_What the exercise asks_
Find the string "back" in the records. Copy every line it appears in.

(Page transcription records)
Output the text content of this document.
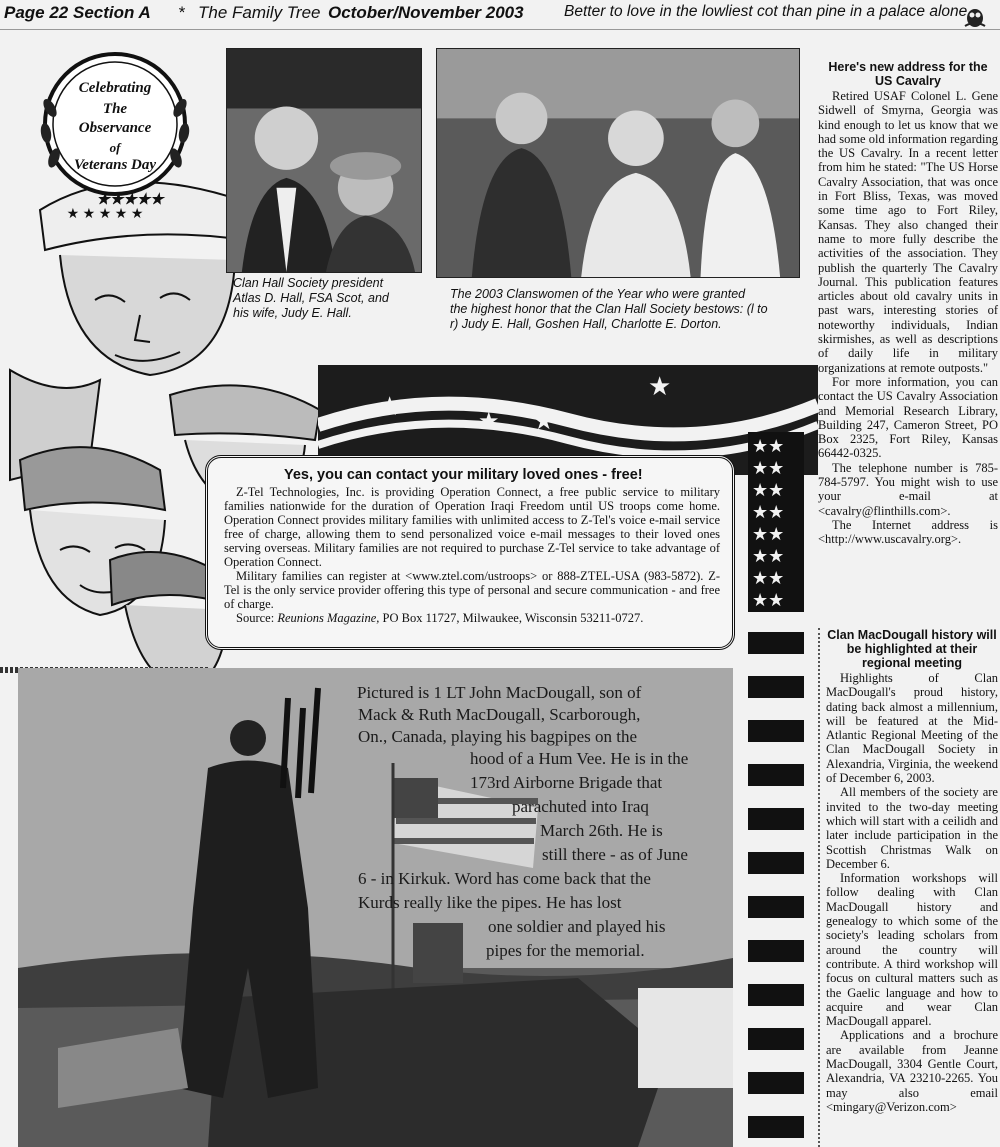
Page 22 Section A * The Family Tree October/November 2003	Better to love in the lowliest cot than pine in a palace alone
★ ★ ★ ★ ★
Celebrating
The
Observance
of
Veterans Day
★★★★★
Clan Hall Society president
Atlas D. Hall, FSA Scot, and
his wife, Judy E. Hall.
The 2003 Clanswomen of the Year who were granted
the highest honor that the Clan Hall Society bestows: (l to
r) Judy E. Hall, Goshen Hall, Charlotte E. Dorton.
★
★
★ ★
★★
★★
★★
★★
★★
★★
★★
★★
Yes, you can contact your military loved ones - free!

Z-Tel Technologies, Inc. is providing Operation Connect, a free public service to military families nationwide for the duration of Operation Iraqi Freedom until US troops come home. Operation Connect provides military families with unlimited access to Z-Tel's voice e-mail service free of charge, allowing them to send personalized voice e-mail messages to their loved ones serving overseas. Military families are not required to purchase Z-Tel service to take advantage of Operation Connect.

Military families can register at <www.ztel.com/ustroops> or 888-ZTEL-USA (983-5872). Z-Tel is the only service provider offering this type of personal and secure communication - and free of charge.

Source: Reunions Magazine, PO Box 11727, Milwaukee, Wisconsin 53211-0727.

Here's new address for the US Cavalry

Retired USAF Colonel L. Gene Sidwell of Smyrna, Georgia was kind enough to let us know that we had some old information regarding the US Cavalry. In a recent letter from him he stated: "The US Horse Cavalry Association, that was once in Fort Bliss, Texas, was moved some time ago to Fort Riley, Kansas. They also changed their name to more fully describe the activities of the association. They publish the quarterly The Cavalry Journal. This publication features articles about old cavalry units in past wars, interesting stories of noteworthy individuals, Indian skirmishes, as well as descriptions of daily life in military organizations at remote outposts."

For more information, you can contact the US Cavalry Association and Memorial Research Library, Building 247, Cameron Street, PO Box 2325, Fort Riley, Kansas 66442-0325.

The telephone number is 785-784-5797. You might wish to use your e-mail at <cavalry@flinthills.com>.

The Internet address is <http://www.uscavalry.org>.

Clan MacDougall history will be highlighted at their regional meeting

Highlights of Clan MacDougall's proud history, dating back almost a millennium, will be featured at the Mid-Atlantic Regional Meeting of the Clan MacDougall Society in Alexandria, Virginia, the weekend of December 6, 2003.

All members of the society are invited to the two-day meeting which will start with a ceilidh and later include participation in the Scottish Christmas Walk on December 6.

Information workshops will follow dealing with Clan MacDougall history and genealogy to which some of the society's leading scholars from around the country will contribute. A third workshop will focus on cultural matters such as the Gaelic language and how to acquire and wear Clan MacDougall apparel.

Applications and a brochure are available from Jeanne MacDougall, 3304 Gentle Court, Alexandria, VA 23210-2265. You may also email <mingary@Verizon.com>

Pictured is 1 LT John MacDougall, son of
Mack & Ruth MacDougall, Scarborough,
On., Canada, playing his bagpipes on the
hood of a Hum Vee. He is in the
173rd Airborne Brigade that
parachuted into Iraq
March 26th. He is
still there - as of June
6 - in Kirkuk. Word has come back that the
Kurds really like the pipes. He has lost
one soldier and played his
pipes for the memorial.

_Reply_
Highlights of Clan MacDougall's proud history, dating back almost a millennium, will be featured at the Mid-Atlantic Regional Meeting of the Clan MacDougall Society in Alexandria, Virginia, the weekend of December 6, 2003.
6 - in Kirkuk. Word has come back that the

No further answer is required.